» **Data in this exercise**
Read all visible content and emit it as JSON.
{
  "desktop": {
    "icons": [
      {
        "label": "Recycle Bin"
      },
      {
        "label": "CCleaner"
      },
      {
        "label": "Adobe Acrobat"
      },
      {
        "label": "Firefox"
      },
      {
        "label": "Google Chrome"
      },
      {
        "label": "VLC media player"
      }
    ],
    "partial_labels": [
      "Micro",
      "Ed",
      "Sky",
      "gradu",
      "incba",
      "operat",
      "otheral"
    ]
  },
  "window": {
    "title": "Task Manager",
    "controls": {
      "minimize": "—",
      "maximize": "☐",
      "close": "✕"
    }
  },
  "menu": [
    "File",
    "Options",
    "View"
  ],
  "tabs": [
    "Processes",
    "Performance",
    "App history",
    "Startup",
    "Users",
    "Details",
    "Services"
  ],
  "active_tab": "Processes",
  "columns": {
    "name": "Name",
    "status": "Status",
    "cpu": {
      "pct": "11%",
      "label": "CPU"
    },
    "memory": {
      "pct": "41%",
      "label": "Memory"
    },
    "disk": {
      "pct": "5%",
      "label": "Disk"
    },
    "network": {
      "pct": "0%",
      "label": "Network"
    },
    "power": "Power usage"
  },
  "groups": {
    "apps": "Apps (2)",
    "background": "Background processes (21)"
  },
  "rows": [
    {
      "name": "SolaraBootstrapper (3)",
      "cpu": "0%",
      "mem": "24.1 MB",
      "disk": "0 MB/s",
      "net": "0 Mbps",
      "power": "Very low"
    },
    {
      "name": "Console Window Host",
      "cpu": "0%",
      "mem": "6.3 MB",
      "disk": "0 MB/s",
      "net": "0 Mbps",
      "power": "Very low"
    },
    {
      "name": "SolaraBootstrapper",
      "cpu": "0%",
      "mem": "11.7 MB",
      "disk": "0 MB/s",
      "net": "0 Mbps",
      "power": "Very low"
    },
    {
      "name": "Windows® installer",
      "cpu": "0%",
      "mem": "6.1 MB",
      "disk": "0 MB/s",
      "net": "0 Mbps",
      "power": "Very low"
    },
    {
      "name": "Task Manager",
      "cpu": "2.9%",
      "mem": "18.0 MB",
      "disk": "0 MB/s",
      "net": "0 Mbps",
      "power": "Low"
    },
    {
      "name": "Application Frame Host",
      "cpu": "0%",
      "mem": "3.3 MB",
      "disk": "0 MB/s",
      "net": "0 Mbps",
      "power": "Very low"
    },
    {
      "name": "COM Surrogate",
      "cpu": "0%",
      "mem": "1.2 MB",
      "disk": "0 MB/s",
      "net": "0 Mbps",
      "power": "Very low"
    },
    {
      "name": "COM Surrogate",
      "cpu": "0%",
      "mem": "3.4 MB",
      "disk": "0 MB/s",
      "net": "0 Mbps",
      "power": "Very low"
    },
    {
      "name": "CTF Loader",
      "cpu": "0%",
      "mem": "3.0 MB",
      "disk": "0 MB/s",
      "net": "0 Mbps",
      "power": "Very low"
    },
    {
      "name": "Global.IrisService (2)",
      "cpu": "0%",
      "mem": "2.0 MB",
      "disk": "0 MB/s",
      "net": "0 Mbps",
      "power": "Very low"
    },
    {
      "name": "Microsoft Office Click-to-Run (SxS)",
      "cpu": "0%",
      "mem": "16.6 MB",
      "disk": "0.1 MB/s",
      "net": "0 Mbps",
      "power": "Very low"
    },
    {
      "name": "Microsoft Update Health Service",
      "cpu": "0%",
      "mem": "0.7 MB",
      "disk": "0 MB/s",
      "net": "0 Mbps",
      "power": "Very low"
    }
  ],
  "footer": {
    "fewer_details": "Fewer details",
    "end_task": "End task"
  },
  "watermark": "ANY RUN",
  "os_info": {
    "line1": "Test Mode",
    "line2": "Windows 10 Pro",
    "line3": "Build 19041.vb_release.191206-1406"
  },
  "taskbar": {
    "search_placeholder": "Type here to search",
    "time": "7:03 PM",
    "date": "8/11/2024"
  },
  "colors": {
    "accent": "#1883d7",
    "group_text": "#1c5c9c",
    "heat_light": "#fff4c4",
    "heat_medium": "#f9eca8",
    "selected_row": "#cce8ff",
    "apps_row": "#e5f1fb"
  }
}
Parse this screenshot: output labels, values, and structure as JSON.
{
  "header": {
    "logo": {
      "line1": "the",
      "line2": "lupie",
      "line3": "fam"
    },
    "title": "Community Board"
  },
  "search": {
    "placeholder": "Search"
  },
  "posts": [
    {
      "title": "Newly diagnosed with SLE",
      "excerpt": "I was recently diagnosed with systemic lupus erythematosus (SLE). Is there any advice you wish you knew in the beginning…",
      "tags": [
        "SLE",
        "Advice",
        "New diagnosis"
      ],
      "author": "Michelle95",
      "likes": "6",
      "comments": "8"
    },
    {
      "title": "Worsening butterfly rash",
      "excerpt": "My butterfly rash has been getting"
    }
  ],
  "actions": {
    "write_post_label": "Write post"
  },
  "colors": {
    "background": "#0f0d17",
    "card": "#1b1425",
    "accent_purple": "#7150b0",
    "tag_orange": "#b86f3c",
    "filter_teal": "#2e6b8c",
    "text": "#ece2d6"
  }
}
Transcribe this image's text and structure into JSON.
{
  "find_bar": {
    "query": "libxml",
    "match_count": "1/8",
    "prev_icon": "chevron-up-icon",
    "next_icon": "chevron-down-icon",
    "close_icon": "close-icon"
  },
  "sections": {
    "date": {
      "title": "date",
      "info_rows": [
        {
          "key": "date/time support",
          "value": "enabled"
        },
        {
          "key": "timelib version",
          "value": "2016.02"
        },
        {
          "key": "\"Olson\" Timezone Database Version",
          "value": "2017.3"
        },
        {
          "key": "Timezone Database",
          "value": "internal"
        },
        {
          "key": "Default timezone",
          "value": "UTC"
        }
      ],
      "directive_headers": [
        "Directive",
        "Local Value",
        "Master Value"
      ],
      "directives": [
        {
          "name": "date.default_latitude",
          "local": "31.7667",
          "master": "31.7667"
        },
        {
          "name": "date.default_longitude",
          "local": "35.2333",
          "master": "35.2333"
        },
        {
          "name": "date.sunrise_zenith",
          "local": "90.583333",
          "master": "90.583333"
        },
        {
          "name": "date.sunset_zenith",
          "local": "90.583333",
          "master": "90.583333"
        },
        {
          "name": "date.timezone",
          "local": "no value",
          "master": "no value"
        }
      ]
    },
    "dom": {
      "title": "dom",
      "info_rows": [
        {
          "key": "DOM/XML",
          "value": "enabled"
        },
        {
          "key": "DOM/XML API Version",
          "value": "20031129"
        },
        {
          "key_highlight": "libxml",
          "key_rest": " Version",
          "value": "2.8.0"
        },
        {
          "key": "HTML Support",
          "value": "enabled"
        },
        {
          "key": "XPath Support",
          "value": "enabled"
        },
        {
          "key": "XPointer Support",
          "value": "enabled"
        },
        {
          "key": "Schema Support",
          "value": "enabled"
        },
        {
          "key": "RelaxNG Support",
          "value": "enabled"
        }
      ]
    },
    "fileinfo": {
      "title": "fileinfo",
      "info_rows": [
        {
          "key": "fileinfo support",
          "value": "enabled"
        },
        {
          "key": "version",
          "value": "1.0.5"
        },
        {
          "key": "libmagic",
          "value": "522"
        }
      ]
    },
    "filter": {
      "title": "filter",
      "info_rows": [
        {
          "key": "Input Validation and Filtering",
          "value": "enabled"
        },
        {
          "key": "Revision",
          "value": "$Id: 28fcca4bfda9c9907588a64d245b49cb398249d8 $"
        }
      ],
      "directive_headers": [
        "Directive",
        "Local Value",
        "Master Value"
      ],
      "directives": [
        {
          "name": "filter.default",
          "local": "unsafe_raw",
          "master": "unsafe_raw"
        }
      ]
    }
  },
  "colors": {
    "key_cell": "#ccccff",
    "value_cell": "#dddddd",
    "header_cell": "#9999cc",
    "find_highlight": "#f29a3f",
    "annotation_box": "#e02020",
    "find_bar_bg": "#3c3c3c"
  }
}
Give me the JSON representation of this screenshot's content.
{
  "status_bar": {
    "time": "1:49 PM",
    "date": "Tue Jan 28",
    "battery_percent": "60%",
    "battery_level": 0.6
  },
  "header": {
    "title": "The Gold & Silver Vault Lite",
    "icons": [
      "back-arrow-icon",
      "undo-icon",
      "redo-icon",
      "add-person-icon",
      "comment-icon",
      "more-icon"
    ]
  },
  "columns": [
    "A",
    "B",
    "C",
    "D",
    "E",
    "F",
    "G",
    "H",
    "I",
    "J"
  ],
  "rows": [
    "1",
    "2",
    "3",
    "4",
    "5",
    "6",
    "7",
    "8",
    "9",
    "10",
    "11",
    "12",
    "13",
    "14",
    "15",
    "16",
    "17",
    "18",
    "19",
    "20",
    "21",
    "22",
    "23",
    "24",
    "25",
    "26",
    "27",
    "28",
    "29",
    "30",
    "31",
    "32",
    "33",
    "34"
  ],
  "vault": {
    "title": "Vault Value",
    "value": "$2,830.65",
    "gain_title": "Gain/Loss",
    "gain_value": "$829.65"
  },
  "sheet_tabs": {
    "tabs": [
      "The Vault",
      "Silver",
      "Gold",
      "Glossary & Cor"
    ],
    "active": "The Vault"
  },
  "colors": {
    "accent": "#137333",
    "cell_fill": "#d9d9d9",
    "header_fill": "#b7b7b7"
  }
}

» **What is being asked**
Quote exactly the line containing "Give me the" and every later line through the end of the listing, and no other lines.

» **Response**
Give me the JSON representation of this screenshot's content.
{
  "status_bar": {
    "time": "1:49 PM",
    "date": "Tue Jan 28",
    "battery_percent": "60%",
    "battery_level": 0.6
  },
  "header": {
    "title": "The Gold & Silver Vault Lite",
    "icons": [
      "back-arrow-icon",
      "undo-icon",
      "redo-icon",
      "add-person-icon",
      "comment-icon",
      "more-icon"
    ]
  },
  "columns": [
    "A",
    "B",
    "C",
    "D",
    "E",
    "F",
    "G",
    "H",
    "I",
    "J"
  ],
  "rows": [
    "1",
    "2",
    "3",
    "4",
    "5",
    "6",
    "7",
    "8",
    "9",
    "10",
    "11",
    "12",
    "13",
    "14",
    "15",
    "16",
    "17",
    "18",
    "19",
    "20",
    "21",
    "22",
    "23",
    "24",
    "25",
    "26",
    "27",
    "28",
    "29",
    "30",
    "31",
    "32",
    "33",
    "34"
  ],
  "vault": {
    "title": "Vault Value",
    "value": "$2,830.65",
    "gain_title": "Gain/Loss",
    "gain_value": "$829.65"
  },
  "sheet_tabs": {
    "tabs": [
      "The Vault",
      "Silver",
      "Gold",
      "Glossary & Cor"
    ],
    "active": "The Vault"
  },
  "colors": {
    "accent": "#137333",
    "cell_fill": "#d9d9d9",
    "header_fill": "#b7b7b7"
  }
}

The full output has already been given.